## [EXERCISE]
Return the records from their first line through the line containing "grid-line — [54, 229, 55, 258]", inclusive, as a JSON list of strings with one string per line and blank lines omitted.
— START OF DATA PROVIDED —
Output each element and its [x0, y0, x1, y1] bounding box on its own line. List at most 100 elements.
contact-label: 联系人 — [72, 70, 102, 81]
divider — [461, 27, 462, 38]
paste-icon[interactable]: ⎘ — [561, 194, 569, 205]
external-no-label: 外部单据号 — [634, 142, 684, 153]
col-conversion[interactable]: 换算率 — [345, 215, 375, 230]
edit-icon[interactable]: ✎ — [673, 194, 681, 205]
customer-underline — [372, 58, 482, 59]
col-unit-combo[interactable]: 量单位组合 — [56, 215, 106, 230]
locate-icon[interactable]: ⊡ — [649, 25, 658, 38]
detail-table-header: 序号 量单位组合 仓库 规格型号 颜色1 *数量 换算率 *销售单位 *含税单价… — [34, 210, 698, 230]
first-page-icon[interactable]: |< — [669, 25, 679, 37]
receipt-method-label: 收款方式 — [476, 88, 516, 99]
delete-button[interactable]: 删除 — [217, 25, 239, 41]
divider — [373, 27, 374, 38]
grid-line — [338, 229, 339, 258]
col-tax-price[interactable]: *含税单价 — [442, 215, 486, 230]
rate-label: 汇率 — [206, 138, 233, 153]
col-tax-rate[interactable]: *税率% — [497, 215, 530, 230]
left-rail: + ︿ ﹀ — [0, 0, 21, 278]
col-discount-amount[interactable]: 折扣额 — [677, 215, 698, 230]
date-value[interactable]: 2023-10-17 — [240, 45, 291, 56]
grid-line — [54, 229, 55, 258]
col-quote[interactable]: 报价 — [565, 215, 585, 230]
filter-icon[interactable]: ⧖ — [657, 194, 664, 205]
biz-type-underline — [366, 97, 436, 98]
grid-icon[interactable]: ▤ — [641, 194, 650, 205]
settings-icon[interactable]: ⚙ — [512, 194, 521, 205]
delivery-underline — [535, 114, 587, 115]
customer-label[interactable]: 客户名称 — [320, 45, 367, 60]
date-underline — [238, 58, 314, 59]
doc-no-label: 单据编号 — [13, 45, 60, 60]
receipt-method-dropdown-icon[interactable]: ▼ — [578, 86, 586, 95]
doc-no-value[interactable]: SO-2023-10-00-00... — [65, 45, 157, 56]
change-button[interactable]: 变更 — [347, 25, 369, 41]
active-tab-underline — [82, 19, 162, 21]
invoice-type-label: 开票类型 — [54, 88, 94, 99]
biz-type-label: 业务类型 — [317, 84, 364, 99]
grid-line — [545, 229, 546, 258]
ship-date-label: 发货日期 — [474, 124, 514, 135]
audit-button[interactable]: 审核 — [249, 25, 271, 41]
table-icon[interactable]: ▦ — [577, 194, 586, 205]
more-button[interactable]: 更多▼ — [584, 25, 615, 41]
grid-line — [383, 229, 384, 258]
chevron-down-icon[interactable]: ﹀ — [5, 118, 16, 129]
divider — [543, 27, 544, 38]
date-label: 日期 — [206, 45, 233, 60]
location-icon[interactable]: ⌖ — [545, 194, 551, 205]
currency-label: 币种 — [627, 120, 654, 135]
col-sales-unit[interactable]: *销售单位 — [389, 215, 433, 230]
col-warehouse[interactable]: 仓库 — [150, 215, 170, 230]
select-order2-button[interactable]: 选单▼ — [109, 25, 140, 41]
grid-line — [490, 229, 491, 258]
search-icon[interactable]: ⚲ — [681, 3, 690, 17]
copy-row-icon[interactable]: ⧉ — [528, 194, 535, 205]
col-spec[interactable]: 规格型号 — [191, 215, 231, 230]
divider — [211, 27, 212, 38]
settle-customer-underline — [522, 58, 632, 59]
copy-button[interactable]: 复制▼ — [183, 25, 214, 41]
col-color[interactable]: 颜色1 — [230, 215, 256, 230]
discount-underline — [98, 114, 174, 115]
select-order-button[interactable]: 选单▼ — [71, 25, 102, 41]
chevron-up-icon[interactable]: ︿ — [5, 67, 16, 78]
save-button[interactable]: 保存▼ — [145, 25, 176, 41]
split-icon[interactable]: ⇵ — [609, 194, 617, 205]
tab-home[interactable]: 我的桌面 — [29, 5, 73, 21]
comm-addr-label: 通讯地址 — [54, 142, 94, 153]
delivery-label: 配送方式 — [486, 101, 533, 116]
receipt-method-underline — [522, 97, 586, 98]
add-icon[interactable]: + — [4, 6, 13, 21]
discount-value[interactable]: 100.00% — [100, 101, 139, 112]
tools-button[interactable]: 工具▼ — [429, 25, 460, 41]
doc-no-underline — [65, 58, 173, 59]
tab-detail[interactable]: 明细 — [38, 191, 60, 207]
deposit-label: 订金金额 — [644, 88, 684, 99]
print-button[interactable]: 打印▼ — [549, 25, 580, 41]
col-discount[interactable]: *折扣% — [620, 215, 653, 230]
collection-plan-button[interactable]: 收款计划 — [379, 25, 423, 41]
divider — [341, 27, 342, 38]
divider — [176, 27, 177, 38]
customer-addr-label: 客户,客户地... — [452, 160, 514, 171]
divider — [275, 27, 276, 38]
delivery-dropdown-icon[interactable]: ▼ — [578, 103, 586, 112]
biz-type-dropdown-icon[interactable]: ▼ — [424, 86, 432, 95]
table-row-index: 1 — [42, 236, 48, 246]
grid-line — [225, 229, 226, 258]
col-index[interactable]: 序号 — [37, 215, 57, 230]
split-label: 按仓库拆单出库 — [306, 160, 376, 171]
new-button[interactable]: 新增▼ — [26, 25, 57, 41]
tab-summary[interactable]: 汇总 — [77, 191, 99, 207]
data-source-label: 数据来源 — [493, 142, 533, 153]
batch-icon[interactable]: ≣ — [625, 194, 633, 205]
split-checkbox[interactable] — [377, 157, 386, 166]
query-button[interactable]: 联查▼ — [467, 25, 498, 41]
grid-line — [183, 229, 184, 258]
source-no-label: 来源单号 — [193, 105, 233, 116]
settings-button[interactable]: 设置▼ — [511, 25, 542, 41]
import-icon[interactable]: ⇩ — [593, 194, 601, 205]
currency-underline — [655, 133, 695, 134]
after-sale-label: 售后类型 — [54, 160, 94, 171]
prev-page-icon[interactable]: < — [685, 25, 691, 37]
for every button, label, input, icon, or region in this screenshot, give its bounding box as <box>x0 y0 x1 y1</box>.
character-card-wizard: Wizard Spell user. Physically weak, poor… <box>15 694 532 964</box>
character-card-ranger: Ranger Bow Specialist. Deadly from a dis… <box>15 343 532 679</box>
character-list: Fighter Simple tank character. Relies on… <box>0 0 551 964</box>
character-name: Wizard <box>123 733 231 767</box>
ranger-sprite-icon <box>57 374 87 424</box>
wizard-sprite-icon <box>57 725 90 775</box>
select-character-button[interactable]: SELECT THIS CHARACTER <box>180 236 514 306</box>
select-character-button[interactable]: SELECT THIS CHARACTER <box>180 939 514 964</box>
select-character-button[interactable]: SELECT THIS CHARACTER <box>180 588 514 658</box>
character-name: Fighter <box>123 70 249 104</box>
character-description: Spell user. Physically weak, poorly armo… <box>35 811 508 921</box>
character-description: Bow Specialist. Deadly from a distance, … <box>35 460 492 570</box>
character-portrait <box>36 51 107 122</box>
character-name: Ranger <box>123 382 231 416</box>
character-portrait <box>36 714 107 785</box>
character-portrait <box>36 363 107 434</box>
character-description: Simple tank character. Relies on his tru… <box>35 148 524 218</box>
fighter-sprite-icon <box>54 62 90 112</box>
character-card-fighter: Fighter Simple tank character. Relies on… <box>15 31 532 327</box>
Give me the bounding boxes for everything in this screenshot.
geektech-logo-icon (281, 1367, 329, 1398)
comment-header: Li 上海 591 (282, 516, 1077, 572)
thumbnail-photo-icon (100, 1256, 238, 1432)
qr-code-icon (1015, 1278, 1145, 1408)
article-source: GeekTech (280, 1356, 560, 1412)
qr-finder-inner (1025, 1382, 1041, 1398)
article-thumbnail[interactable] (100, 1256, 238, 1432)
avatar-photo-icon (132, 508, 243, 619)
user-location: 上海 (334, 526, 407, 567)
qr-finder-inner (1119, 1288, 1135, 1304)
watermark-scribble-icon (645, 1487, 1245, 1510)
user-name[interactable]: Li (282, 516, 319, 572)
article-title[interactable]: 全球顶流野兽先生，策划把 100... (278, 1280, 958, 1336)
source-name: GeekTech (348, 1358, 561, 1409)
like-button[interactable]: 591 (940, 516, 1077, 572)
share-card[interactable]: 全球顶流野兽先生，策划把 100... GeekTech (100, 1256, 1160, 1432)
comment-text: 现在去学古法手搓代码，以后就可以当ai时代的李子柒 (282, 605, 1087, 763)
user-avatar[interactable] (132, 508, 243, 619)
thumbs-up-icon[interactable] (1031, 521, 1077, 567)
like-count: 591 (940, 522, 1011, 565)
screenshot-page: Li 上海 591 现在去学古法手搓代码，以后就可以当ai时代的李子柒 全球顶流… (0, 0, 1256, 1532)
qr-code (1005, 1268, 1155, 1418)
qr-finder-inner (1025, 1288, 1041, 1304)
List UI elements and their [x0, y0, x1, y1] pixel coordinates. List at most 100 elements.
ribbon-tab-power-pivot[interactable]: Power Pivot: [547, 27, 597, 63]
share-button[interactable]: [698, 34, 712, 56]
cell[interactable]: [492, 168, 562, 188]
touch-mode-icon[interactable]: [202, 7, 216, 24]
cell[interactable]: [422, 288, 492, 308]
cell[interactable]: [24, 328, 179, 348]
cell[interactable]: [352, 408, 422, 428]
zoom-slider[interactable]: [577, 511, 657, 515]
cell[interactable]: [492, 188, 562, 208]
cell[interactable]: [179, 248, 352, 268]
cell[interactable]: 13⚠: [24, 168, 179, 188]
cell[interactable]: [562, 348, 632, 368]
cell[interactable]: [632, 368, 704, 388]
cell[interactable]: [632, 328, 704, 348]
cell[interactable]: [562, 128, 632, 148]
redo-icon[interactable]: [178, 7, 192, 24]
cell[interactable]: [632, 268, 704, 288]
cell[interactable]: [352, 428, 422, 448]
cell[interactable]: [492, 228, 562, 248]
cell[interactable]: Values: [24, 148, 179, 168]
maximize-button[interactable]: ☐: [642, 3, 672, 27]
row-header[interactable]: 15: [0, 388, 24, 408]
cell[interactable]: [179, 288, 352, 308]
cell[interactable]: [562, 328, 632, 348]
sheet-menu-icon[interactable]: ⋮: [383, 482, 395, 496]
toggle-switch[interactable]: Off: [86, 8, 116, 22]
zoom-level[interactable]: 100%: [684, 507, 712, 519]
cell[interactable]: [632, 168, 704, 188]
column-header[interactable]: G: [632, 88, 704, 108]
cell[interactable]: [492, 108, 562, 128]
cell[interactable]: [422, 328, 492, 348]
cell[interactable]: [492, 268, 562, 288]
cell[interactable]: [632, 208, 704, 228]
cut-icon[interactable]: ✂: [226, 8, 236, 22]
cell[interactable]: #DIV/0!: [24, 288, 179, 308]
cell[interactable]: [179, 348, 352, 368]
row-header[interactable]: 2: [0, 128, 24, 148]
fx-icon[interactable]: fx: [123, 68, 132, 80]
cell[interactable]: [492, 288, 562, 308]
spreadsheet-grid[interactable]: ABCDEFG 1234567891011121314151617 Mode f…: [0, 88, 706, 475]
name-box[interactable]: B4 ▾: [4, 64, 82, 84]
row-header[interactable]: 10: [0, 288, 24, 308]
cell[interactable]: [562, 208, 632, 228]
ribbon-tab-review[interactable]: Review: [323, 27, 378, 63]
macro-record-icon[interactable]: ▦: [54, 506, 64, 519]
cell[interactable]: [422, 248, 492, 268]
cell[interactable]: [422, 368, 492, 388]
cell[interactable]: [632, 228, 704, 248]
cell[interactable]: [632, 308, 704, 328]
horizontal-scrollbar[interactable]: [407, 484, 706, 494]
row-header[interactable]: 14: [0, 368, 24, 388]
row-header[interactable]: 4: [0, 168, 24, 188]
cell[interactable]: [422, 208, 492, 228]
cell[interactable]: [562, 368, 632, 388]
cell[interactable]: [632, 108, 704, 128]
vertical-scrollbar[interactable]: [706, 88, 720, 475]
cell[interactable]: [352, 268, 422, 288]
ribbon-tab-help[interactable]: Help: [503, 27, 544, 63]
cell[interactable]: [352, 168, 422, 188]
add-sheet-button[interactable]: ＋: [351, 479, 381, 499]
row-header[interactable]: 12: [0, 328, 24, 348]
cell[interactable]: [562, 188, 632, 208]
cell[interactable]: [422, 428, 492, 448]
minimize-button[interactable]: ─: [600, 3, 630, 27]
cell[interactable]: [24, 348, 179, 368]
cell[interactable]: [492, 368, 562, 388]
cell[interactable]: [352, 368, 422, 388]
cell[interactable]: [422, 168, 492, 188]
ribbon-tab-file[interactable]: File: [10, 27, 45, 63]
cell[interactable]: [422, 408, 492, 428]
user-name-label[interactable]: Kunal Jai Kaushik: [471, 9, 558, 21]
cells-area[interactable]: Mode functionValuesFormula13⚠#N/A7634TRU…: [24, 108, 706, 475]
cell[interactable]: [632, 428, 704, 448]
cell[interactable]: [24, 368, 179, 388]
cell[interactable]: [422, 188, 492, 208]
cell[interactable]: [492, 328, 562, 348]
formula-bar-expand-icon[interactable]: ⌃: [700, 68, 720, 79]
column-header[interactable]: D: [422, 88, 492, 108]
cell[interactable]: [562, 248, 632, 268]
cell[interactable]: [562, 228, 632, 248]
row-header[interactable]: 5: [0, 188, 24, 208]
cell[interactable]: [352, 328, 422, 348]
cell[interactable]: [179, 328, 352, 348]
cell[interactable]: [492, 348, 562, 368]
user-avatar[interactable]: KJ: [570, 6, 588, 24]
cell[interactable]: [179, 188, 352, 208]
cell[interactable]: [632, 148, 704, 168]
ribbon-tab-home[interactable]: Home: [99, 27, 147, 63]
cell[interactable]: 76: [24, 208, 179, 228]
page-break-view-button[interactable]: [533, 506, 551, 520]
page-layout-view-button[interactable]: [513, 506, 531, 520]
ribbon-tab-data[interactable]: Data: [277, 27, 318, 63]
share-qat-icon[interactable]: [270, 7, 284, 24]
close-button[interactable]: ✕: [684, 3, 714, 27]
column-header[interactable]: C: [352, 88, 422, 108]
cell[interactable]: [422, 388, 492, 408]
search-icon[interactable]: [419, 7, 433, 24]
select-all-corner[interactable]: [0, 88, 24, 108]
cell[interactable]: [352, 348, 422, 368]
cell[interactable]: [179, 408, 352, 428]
— END OF DATA PROVIDED —
## [SOLUTION FOR THIS TASK]
[
  "Output each element and its [x0, y0, x1, y1] bounding box on its own line. List at most 100 elements.",
  "contact-label: 联系人 — [72, 70, 102, 81]",
  "divider — [461, 27, 462, 38]",
  "paste-icon[interactable]: ⎘ — [561, 194, 569, 205]",
  "external-no-label: 外部单据号 — [634, 142, 684, 153]",
  "col-conversion[interactable]: 换算率 — [345, 215, 375, 230]",
  "edit-icon[interactable]: ✎ — [673, 194, 681, 205]",
  "customer-underline — [372, 58, 482, 59]",
  "col-unit-combo[interactable]: 量单位组合 — [56, 215, 106, 230]",
  "locate-icon[interactable]: ⊡ — [649, 25, 658, 38]",
  "detail-table-header: 序号 量单位组合 仓库 规格型号 颜色1 *数量 换算率 *销售单位 *含税单价… — [34, 210, 698, 230]",
  "first-page-icon[interactable]: |< — [669, 25, 679, 37]",
  "receipt-method-label: 收款方式 — [476, 88, 516, 99]",
  "delete-button[interactable]: 删除 — [217, 25, 239, 41]",
  "divider — [373, 27, 374, 38]",
  "grid-line — [338, 229, 339, 258]",
  "col-tax-price[interactable]: *含税单价 — [442, 215, 486, 230]",
  "rate-label: 汇率 — [206, 138, 233, 153]",
  "col-tax-rate[interactable]: *税率% — [497, 215, 530, 230]",
  "left-rail: + ︿ ﹀ — [0, 0, 21, 278]",
  "col-discount-amount[interactable]: 折扣额 — [677, 215, 698, 230]",
  "date-value[interactable]: 2023-10-17 — [240, 45, 291, 56]",
  "grid-line — [54, 229, 55, 258]"
]